» **SOURCE RECORDS**
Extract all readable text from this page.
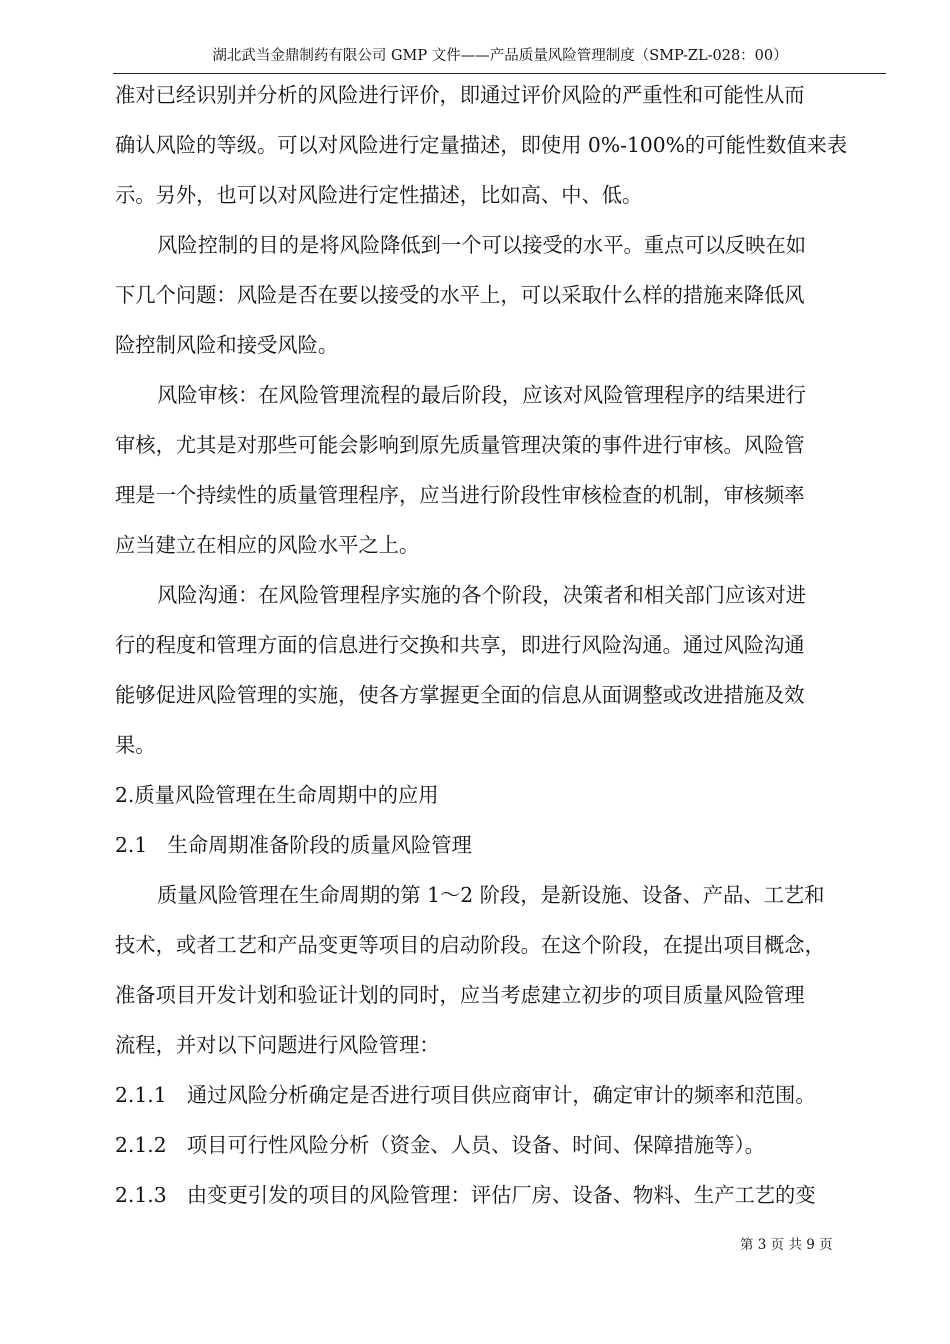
湖北武当金鼎制药有限公司 GMP 文件——产品质量风险管理制度（SMP-ZL-028：00）
准对已经识别并分析的风险进行评价，即通过评价风险的严重性和可能性从而
确认风险的等级。可以对风险进行定量描述，即使用 0%-100%的可能性数值来表
示。另外，也可以对风险进行定性描述，比如高、中、低。
风险控制的目的是将风险降低到一个可以接受的水平。重点可以反映在如
下几个问题：风险是否在要以接受的水平上，可以采取什么样的措施来降低风
险控制风险和接受风险。
风险审核：在风险管理流程的最后阶段，应该对风险管理程序的结果进行
审核，尤其是对那些可能会影响到原先质量管理决策的事件进行审核。风险管
理是一个持续性的质量管理程序，应当进行阶段性审核检查的机制，审核频率
应当建立在相应的风险水平之上。
风险沟通：在风险管理程序实施的各个阶段，决策者和相关部门应该对进
行的程度和管理方面的信息进行交换和共享，即进行风险沟通。通过风险沟通
能够促进风险管理的实施，使各方掌握更全面的信息从面调整或改进措施及效
果。
2.质量风险管理在生命周期中的应用
2.1　生命周期准备阶段的质量风险管理
质量风险管理在生命周期的第 1～2 阶段，是新设施、设备、产品、工艺和
技术，或者工艺和产品变更等项目的启动阶段。在这个阶段，在提出项目概念，
准备项目开发计划和验证计划的同时，应当考虑建立初步的项目质量风险管理
流程，并对以下问题进行风险管理：
2.1.1　通过风险分析确定是否进行项目供应商审计，确定审计的频率和范围。
2.1.2　项目可行性风险分析（资金、人员、设备、时间、保障措施等）。
2.1.3　由变更引发的项目的风险管理：评估厂房、设备、物料、生产工艺的变
第 3 页 共 9 页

» **DIRECTIVE**
Reproduce each line of the records exactly, and omit every picture.

» **SOLUTION TO THE EXERCISE**
Extract all readable text from this page.
湖北武当金鼎制药有限公司 GMP 文件——产品质量风险管理制度（SMP-ZL-028：00）
准对已经识别并分析的风险进行评价，即通过评价风险的严重性和可能性从而
确认风险的等级。可以对风险进行定量描述，即使用 0%-100%的可能性数值来表
示。另外，也可以对风险进行定性描述，比如高、中、低。
风险控制的目的是将风险降低到一个可以接受的水平。重点可以反映在如
下几个问题：风险是否在要以接受的水平上，可以采取什么样的措施来降低风
险控制风险和接受风险。
风险审核：在风险管理流程的最后阶段，应该对风险管理程序的结果进行
审核，尤其是对那些可能会影响到原先质量管理决策的事件进行审核。风险管
理是一个持续性的质量管理程序，应当进行阶段性审核检查的机制，审核频率
应当建立在相应的风险水平之上。
风险沟通：在风险管理程序实施的各个阶段，决策者和相关部门应该对进
行的程度和管理方面的信息进行交换和共享，即进行风险沟通。通过风险沟通
能够促进风险管理的实施，使各方掌握更全面的信息从面调整或改进措施及效
果。
2.质量风险管理在生命周期中的应用
2.1　生命周期准备阶段的质量风险管理
质量风险管理在生命周期的第 1～2 阶段，是新设施、设备、产品、工艺和
技术，或者工艺和产品变更等项目的启动阶段。在这个阶段，在提出项目概念，
准备项目开发计划和验证计划的同时，应当考虑建立初步的项目质量风险管理
流程，并对以下问题进行风险管理：
2.1.1　通过风险分析确定是否进行项目供应商审计，确定审计的频率和范围。
2.1.2　项目可行性风险分析（资金、人员、设备、时间、保障措施等）。
2.1.3　由变更引发的项目的风险管理：评估厂房、设备、物料、生产工艺的变
第 3 页 共 9 页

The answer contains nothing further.